Pictures don't belong in the copy. Set down the lines from the one containing "Transcribe the text in this document." through the last line, exactly as they are.
-- Start of Task material --
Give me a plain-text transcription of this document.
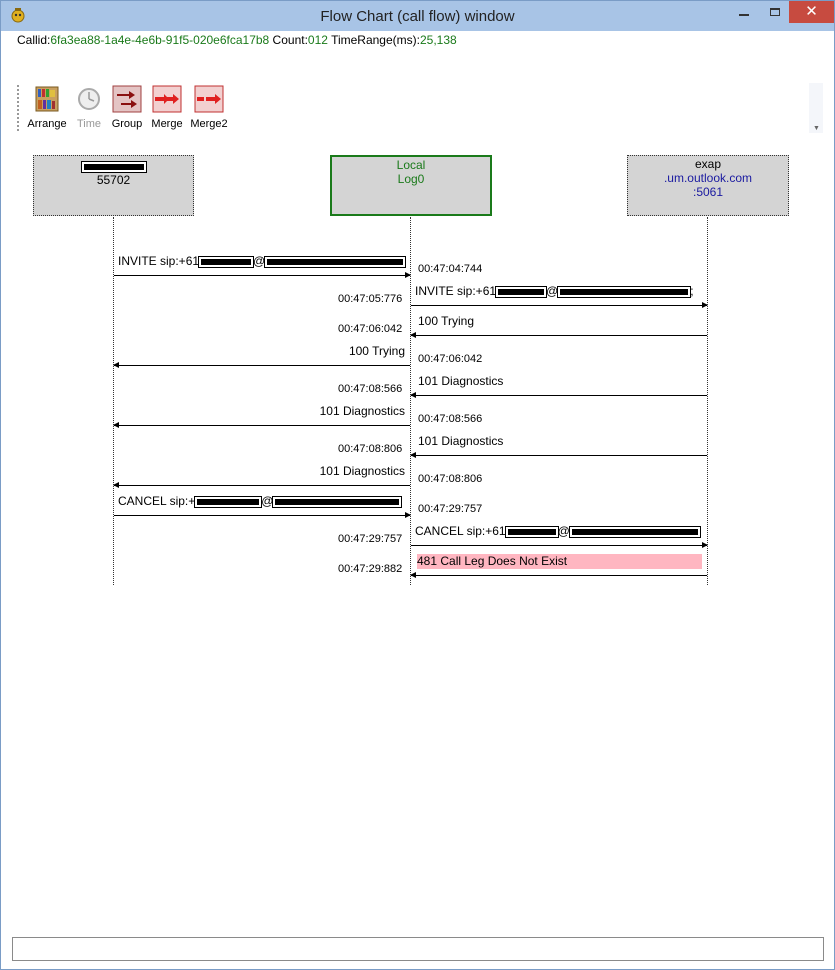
Flow Chart (call flow) window	✕
Callid:6fa3ea88-1a4e-4e6b-91f5-020e6fca17b8 Count:012 TimeRange(ms):25,138
Arrange Time Group Merge Merge2	▼
55702
Local
Log0
exap
.um.outlook.com
:5061
INVITE sip:+61	@
00:47:04:744
INVITE sip:+61	@	;
00:47:05:776
100 Trying
00:47:06:042
100 Trying
00:47:06:042
101 Diagnostics
00:47:08:566
101 Diagnostics
00:47:08:566
101 Diagnostics
00:47:08:806
101 Diagnostics
00:47:08:806
CANCEL sip:+	@
00:47:29:757
CANCEL sip:+61	@
00:47:29:757
481 Call Leg Does Not Exist
00:47:29:882
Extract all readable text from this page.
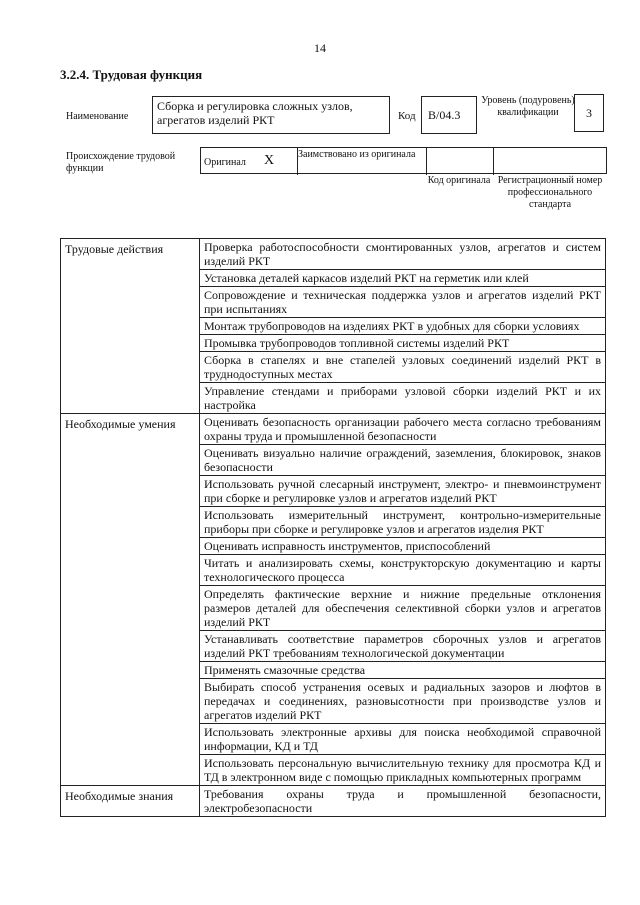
14
3.2.4. Трудовая функция
Наименование
Сборка и регулировка сложных узлов, агрегатов изделий РКТ	Код	В/04.3
Уровень (подуровень) квалификации	3
Происхождение трудовой функции
Оригинал Х Заимствовано из оригинала
Код оригинала Регистрационный номер профессионального стандарта
Трудовые действия	Проверка работоспособности смонтированных узлов, агрегатов и систем изделий РКТ
	Установка деталей каркасов изделий РКТ на герметик или клей
	Сопровождение и техническая поддержка узлов и агрегатов изделий РКТ при испытаниях
	Монтаж трубопроводов на изделиях РКТ в удобных для сборки условиях
	Промывка трубопроводов топливной системы изделий РКТ
	Сборка в стапелях и вне стапелей узловых соединений изделий РКТ в труднодоступных местах
	Управление стендами и приборами узловой сборки изделий РКТ и их настройка
Необходимые умения	Оценивать безопасность организации рабочего места согласно требованиям охраны труда и промышленной безопасности
	Оценивать визуально наличие ограждений, заземления, блокировок, знаков безопасности
	Использовать ручной слесарный инструмент, электро- и пневмоинструмент при сборке и регулировке узлов и агрегатов изделий РКТ
	Использовать измерительный инструмент, контрольно-измерительные приборы при сборке и регулировке узлов и агрегатов изделия РКТ
	Оценивать исправность инструментов, приспособлений
	Читать и анализировать схемы, конструкторскую документацию и карты технологического процесса
	Определять фактические верхние и нижние предельные отклонения размеров деталей для обеспечения селективной сборки узлов и агрегатов изделий РКТ
	Устанавливать соответствие параметров сборочных узлов и агрегатов изделий РКТ требованиям технологической документации
	Применять смазочные средства
	Выбирать способ устранения осевых и радиальных зазоров и люфтов в передачах и соединениях, разновысотности при производстве узлов и агрегатов изделий РКТ
	Использовать электронные архивы для поиска необходимой справочной информации, КД и ТД
	Использовать персональную вычислительную технику для просмотра КД и ТД в электронном виде с помощью прикладных компьютерных программ
Необходимые знания	Требования охраны труда и промышленной безопасности, электробезопасности
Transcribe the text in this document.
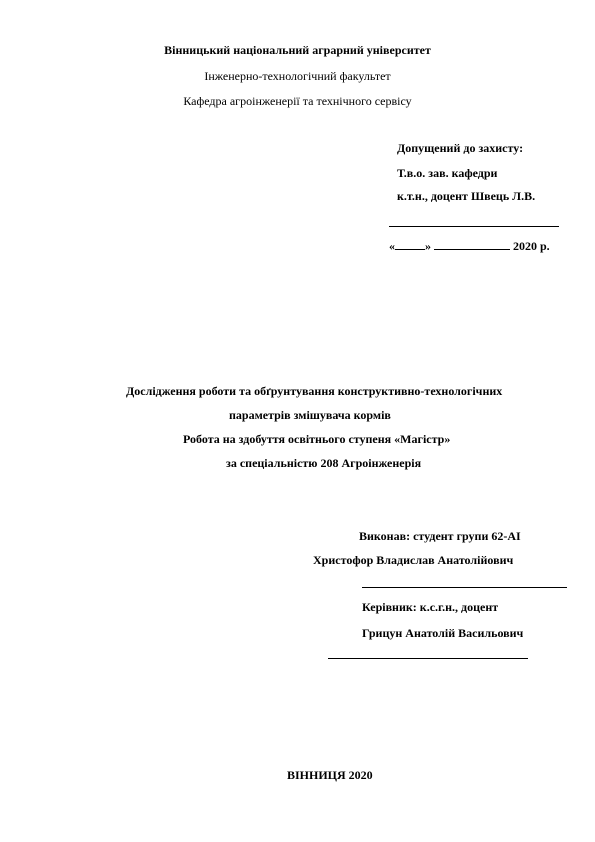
Вінницький національний аграрний університет
Інженерно-технологічний факультет
Кафедра агроінженерії та технічного сервісу
Допущений до захисту:
Т.в.о. зав. кафедри
к.т.н., доцент Швець Л.В.
«	»	2020 р.
Дослідження роботи та обґрунтування конструктивно-технологічних
параметрів змішувача кормів
Робота на здобуття освітнього ступеня «Магістр»
за спеціальністю 208 Агроінженерія
Виконав: студент групи 62-АІ
Христофор Владислав Анатолійович
Керівник: к.с.г.н., доцент
Грицун Анатолій Васильович
ВІННИЦЯ 2020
-- End of Task material --
**Task answer:**
Transcribe the text in this document.
Вінницький національний аграрний університет
Інженерно-технологічний факультет
Кафедра агроінженерії та технічного сервісу
Допущений до захисту:
Т.в.о. зав. кафедри
к.т.н., доцент Швець Л.В.
«	»	2020 р.
Дослідження роботи та обґрунтування конструктивно-технологічних
параметрів змішувача кормів
Робота на здобуття освітнього ступеня «Магістр»
за спеціальністю 208 Агроінженерія
Виконав: студент групи 62-АІ
Христофор Владислав Анатолійович
Керівник: к.с.г.н., доцент
Грицун Анатолій Васильович
ВІННИЦЯ 2020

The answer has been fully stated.